> **Collection entries**
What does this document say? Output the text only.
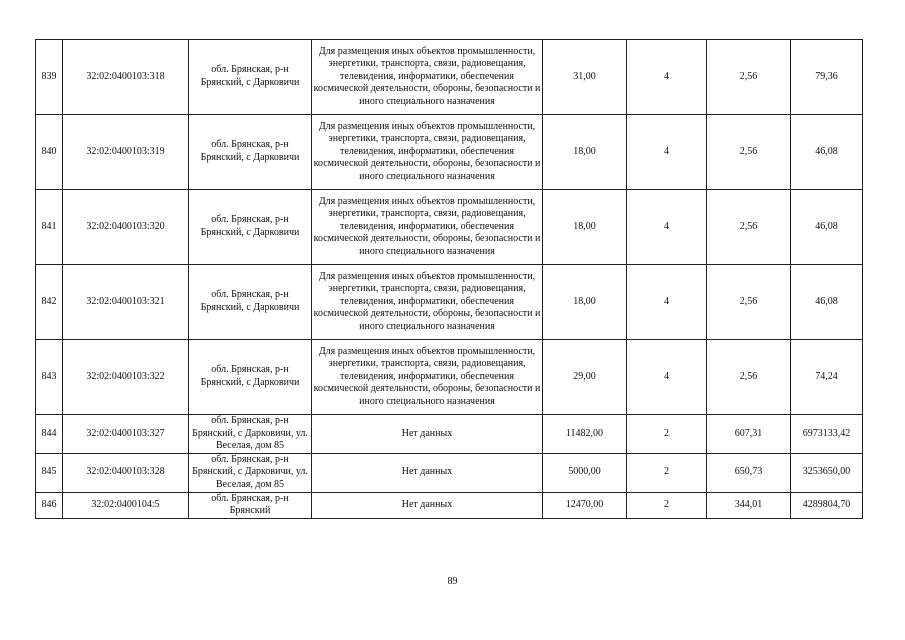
839	32:02:0400103:318	обл. Брянская, р-н Брянский, с Дарковичи	Для размещения иных объектов промышленности, энергетики, транспорта, связи, радиовещания, телевидения, информатики, обеспечения космической деятельности, обороны, безопасности и иного специального назначения	31,00	4	2,56	79,36
840	32:02:0400103:319	обл. Брянская, р-н Брянский, с Дарковичи	Для размещения иных объектов промышленности, энергетики, транспорта, связи, радиовещания, телевидения, информатики, обеспечения космической деятельности, обороны, безопасности и иного специального назначения	18,00	4	2,56	46,08
841	32:02:0400103:320	обл. Брянская, р-н Брянский, с Дарковичи	Для размещения иных объектов промышленности, энергетики, транспорта, связи, радиовещания, телевидения, информатики, обеспечения космической деятельности, обороны, безопасности и иного специального назначения	18,00	4	2,56	46,08
842	32:02:0400103:321	обл. Брянская, р-н Брянский, с Дарковичи	Для размещения иных объектов промышленности, энергетики, транспорта, связи, радиовещания, телевидения, информатики, обеспечения космической деятельности, обороны, безопасности и иного специального назначения	18,00	4	2,56	46,08
843	32:02:0400103:322	обл. Брянская, р-н Брянский, с Дарковичи	Для размещения иных объектов промышленности, энергетики, транспорта, связи, радиовещания, телевидения, информатики, обеспечения космической деятельности, обороны, безопасности и иного специального назначения	29,00	4	2,56	74,24
844	32:02:0400103:327	обл. Брянская, р-н Брянский, с Дарковичи, ул. Веселая, дом 85	Нет данных	11482,00	2	607,31	6973133,42
845	32:02:0400103:328	обл. Брянская, р-н Брянский, с Дарковичи, ул. Веселая, дом 85	Нет данных	5000,00	2	650,73	3253650,00
846	32:02:0400104:5	обл. Брянская, р-н Брянский	Нет данных	12470,00	2	344,01	4289804,70
89
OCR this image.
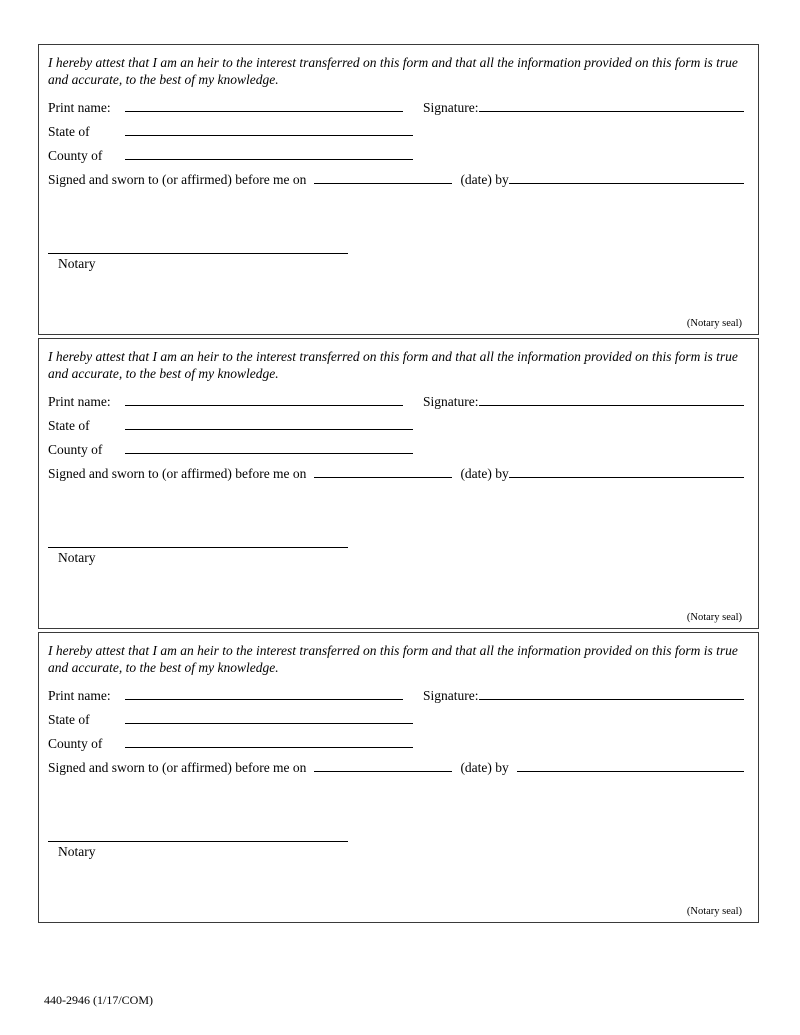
I hereby attest that I am an heir to the interest transferred on this form and that all the information provided on this form is true and accurate, to the best of my knowledge.

Print name:	Signature:
State of
County of
Signed and sworn to (or affirmed) before me on	(date) by
Notary
(Notary seal)

I hereby attest that I am an heir to the interest transferred on this form and that all the information provided on this form is true and accurate, to the best of my knowledge.

Print name:	Signature:
State of
County of
Signed and sworn to (or affirmed) before me on	(date) by
Notary
(Notary seal)

I hereby attest that I am an heir to the interest transferred on this form and that all the information provided on this form is true and accurate, to the best of my knowledge.

Print name:	Signature:
State of
County of
Signed and sworn to (or affirmed) before me on	(date) by
Notary
(Notary seal)
440-2946 (1/17/COM)
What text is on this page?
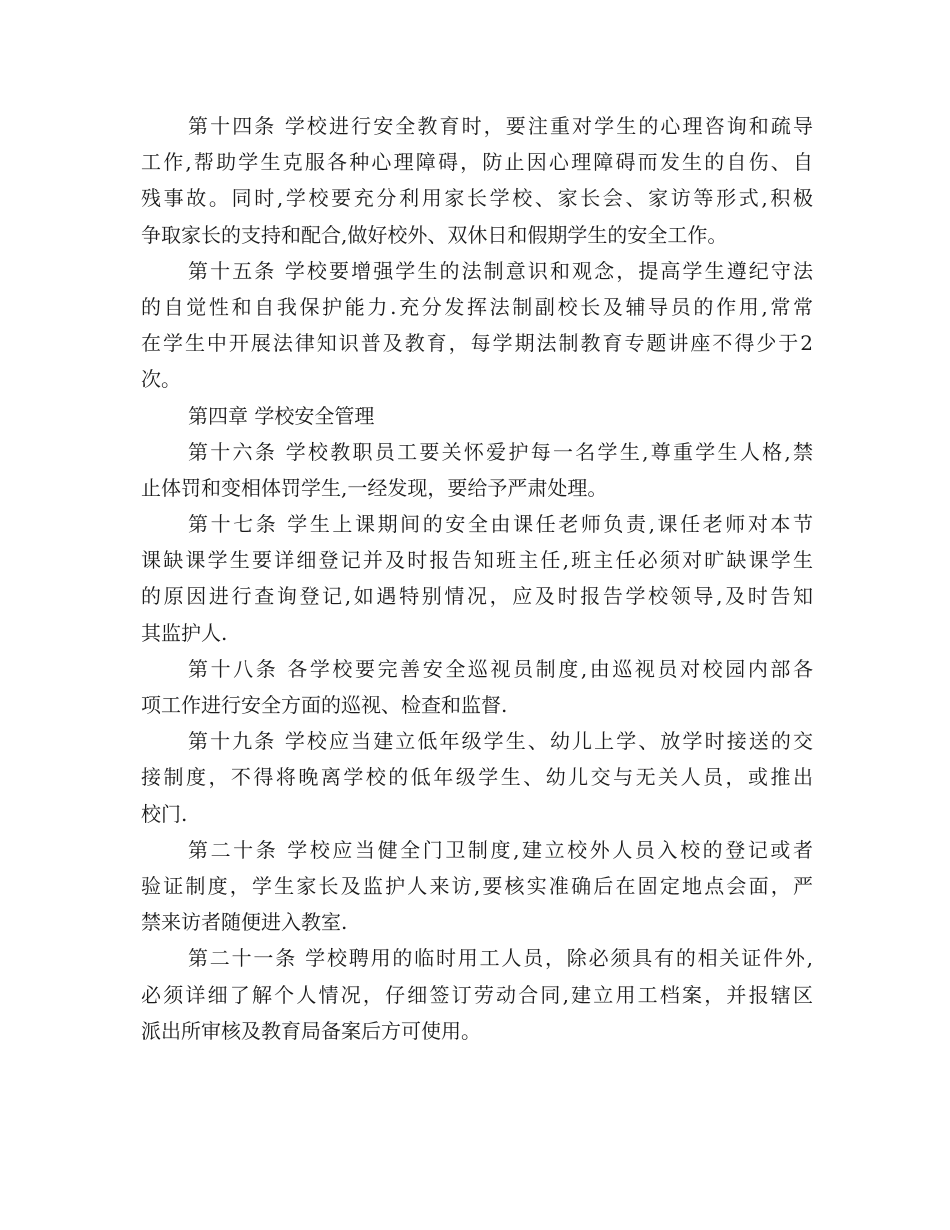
第十四条 学校进行安全教育时，要注重对学生的心理咨询和疏导
工作,帮助学生克服各种心理障碍，防止因心理障碍而发生的自伤、自
残事故。同时,学校要充分利用家长学校、家长会、家访等形式,积极
争取家长的支持和配合,做好校外、双休日和假期学生的安全工作。
第十五条 学校要增强学生的法制意识和观念，提高学生遵纪守法
的自觉性和自我保护能力.充分发挥法制副校长及辅导员的作用,常常
在学生中开展法律知识普及教育，每学期法制教育专题讲座不得少于2
次。
第四章 学校安全管理
第十六条 学校教职员工要关怀爱护每一名学生,尊重学生人格,禁
止体罚和变相体罚学生,一经发现，要给予严肃处理。
第十七条 学生上课期间的安全由课任老师负责,课任老师对本节
课缺课学生要详细登记并及时报告知班主任,班主任必须对旷缺课学生
的原因进行查询登记,如遇特别情况，应及时报告学校领导,及时告知
其监护人.
第十八条 各学校要完善安全巡视员制度,由巡视员对校园内部各
项工作进行安全方面的巡视、检查和监督.
第十九条 学校应当建立低年级学生、幼儿上学、放学时接送的交
接制度，不得将晚离学校的低年级学生、幼儿交与无关人员，或推出
校门.
第二十条 学校应当健全门卫制度,建立校外人员入校的登记或者
验证制度，学生家长及监护人来访,要核实准确后在固定地点会面，严
禁来访者随便进入教室.
第二十一条 学校聘用的临时用工人员，除必须具有的相关证件外,
必须详细了解个人情况，仔细签订劳动合同,建立用工档案，并报辖区
派出所审核及教育局备案后方可使用。
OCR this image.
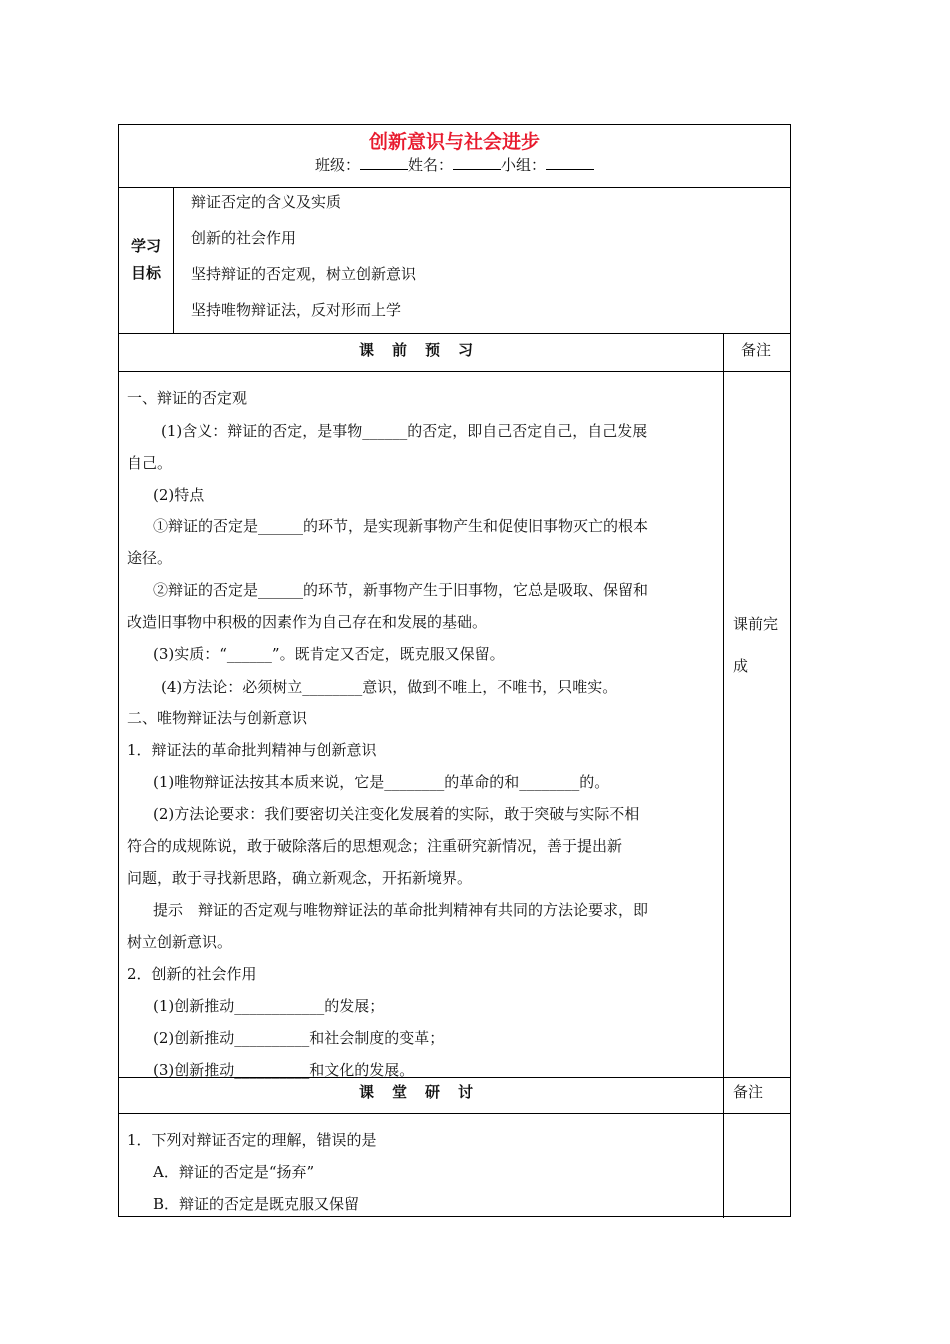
创新意识与社会进步
班级：	姓名：	小组：
学习
目标
辩证否定的含义及实质
创新的社会作用
坚持辩证的否定观，树立创新意识
坚持唯物辩证法，反对形而上学
课前预习	备注
课前完
成
一、辩证的否定观
(1)含义：辩证的否定，是事物______的否定，即自己否定自己，自己发展
自己。
(2)特点
①辩证的否定是______的环节，是实现新事物产生和促使旧事物灭亡的根本
途径。
②辩证的否定是______的环节，新事物产生于旧事物，它总是吸取、保留和
改造旧事物中积极的因素作为自己存在和发展的基础。
(3)实质：“______”。既肯定又否定，既克服又保留。
(4)方法论：必须树立________意识，做到不唯上，不唯书，只唯实。
二、唯物辩证法与创新意识
1．辩证法的革命批判精神与创新意识
(1)唯物辩证法按其本质来说，它是________的革命的和________的。
(2)方法论要求：我们要密切关注变化发展着的实际，敢于突破与实际不相
符合的成规陈说，敢于破除落后的思想观念；注重研究新情况，善于提出新
问题，敢于寻找新思路，确立新观念，开拓新境界。
提示　辩证的否定观与唯物辩证法的革命批判精神有共同的方法论要求，即
树立创新意识。
2．创新的社会作用
(1)创新推动____________的发展；
(2)创新推动__________和社会制度的变革；
(3)创新推动__________和文化的发展。
课堂研讨	备注
1．下列对辩证否定的理解，错误的是
A．辩证的否定是“扬弃”
B．辩证的否定是既克服又保留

> **Aim**
Copy the lines from the entries above in which the word "text" appears.

> **In response**
What does this document say? Output the text only.
What text is on this page?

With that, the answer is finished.